Copy each line that contains the word "thực".

DATA.
==*==

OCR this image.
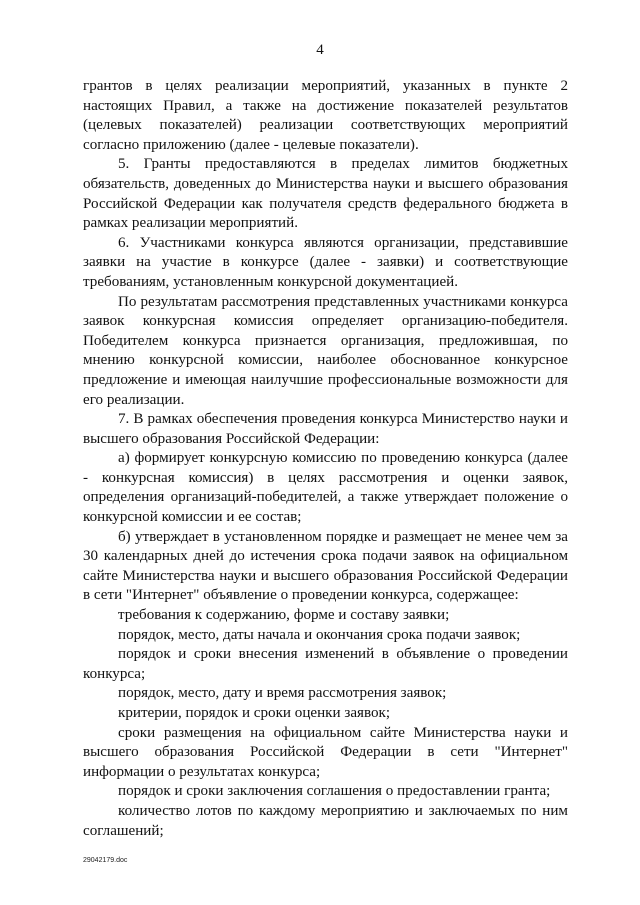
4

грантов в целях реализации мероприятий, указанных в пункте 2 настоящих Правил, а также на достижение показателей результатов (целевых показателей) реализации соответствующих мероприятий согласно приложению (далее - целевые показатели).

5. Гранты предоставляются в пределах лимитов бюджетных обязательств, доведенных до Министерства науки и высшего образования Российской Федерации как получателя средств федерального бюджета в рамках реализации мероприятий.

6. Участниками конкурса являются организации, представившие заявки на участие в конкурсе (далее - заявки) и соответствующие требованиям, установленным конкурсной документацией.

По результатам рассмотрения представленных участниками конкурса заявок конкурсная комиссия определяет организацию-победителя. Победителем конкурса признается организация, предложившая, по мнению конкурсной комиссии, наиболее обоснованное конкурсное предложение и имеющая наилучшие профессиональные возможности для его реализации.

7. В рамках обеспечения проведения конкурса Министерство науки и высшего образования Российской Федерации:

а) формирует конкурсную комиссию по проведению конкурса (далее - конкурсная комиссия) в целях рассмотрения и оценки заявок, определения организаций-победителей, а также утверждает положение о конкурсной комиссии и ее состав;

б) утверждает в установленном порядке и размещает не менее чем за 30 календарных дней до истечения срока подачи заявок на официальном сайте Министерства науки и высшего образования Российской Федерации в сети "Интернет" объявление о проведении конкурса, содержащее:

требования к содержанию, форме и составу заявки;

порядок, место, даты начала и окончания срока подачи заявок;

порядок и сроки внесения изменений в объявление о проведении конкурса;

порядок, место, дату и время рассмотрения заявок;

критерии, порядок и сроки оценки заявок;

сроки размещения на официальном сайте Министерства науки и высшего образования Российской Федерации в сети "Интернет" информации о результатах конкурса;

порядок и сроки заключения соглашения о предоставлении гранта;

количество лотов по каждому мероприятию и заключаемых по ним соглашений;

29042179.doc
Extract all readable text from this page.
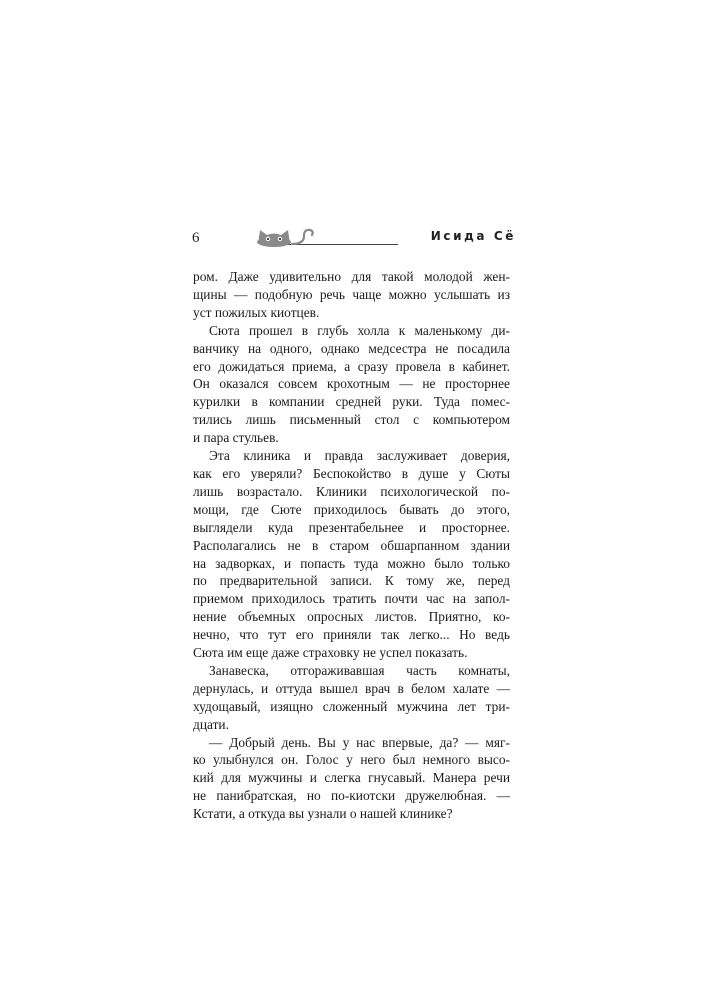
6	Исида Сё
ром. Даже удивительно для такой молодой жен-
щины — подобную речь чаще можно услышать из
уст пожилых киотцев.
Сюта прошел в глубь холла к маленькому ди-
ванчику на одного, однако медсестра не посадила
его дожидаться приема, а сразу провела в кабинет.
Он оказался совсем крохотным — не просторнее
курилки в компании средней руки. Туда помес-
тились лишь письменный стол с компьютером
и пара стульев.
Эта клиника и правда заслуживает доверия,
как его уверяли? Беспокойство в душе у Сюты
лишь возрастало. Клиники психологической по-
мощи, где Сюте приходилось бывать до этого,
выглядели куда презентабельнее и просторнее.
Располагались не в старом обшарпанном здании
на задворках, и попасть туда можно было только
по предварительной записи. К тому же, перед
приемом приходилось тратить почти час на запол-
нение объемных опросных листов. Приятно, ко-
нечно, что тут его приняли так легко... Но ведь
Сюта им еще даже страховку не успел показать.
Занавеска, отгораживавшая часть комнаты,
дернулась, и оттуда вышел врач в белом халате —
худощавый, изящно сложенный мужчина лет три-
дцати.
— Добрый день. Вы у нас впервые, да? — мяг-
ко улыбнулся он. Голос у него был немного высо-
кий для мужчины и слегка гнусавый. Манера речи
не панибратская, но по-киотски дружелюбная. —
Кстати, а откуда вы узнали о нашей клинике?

==*==

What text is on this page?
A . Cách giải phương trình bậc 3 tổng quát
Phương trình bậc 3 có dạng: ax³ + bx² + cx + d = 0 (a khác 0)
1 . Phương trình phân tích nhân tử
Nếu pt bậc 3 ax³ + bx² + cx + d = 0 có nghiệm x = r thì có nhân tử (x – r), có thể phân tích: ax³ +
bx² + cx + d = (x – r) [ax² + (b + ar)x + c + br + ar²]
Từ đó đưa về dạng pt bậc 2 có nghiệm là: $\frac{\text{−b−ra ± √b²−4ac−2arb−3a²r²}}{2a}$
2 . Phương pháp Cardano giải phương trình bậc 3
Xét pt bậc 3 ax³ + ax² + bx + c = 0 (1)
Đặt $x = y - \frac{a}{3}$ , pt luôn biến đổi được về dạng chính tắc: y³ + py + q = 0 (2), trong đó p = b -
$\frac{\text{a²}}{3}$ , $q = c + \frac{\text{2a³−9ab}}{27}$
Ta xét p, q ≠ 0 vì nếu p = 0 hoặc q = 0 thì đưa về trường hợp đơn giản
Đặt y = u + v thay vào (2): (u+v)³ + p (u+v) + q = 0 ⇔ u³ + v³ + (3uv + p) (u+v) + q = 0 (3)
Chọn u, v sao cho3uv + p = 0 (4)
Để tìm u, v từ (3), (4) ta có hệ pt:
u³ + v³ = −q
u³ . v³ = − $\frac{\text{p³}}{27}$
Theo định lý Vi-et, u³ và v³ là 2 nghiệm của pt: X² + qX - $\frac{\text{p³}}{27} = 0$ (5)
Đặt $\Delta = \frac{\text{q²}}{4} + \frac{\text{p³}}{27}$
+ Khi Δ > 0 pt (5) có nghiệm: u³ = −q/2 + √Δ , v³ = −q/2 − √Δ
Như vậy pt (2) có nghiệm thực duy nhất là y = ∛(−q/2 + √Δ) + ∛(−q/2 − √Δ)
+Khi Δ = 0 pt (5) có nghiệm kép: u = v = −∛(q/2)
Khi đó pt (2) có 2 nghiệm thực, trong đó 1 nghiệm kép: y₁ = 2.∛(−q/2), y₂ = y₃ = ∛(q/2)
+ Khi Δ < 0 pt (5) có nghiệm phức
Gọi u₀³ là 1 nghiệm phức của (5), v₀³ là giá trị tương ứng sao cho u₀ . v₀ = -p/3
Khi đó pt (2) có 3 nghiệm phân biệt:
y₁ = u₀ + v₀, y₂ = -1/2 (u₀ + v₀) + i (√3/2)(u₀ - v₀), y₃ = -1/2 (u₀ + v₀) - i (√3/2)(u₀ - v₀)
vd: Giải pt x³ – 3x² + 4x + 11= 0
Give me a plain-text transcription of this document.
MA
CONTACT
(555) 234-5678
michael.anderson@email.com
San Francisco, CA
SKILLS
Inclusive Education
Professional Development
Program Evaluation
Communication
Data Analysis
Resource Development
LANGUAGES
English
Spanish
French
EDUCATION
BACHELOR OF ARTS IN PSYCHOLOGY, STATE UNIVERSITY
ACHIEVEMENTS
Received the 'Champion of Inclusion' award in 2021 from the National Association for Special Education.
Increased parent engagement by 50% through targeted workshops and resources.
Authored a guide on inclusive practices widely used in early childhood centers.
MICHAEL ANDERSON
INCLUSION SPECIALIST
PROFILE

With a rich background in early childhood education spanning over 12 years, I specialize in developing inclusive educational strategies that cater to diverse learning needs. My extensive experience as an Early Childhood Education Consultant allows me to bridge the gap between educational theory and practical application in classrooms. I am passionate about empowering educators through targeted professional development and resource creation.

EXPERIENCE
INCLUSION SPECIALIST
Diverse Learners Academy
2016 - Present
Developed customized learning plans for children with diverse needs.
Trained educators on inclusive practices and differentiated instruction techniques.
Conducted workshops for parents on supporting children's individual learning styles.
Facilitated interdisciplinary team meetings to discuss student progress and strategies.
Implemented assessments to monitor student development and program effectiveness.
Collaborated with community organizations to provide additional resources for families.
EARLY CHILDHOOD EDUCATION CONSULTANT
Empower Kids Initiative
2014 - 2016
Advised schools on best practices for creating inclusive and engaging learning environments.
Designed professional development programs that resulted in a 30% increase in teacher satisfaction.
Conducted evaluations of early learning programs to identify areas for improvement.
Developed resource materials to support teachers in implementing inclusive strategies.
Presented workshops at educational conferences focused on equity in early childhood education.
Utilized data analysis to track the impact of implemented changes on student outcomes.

==*==

WORKED SOLUTION.
Như vậy pt (2) có nghiệm thực duy nhất là y = ∛(−q/2 + √Δ) + ∛(−q/2 − √Δ)
Khi đó pt (2) có 2 nghiệm thực, trong đó 1 nghiệm kép: y₁ = 2.∛(−q/2), y₂ = y₃ = ∛(q/2)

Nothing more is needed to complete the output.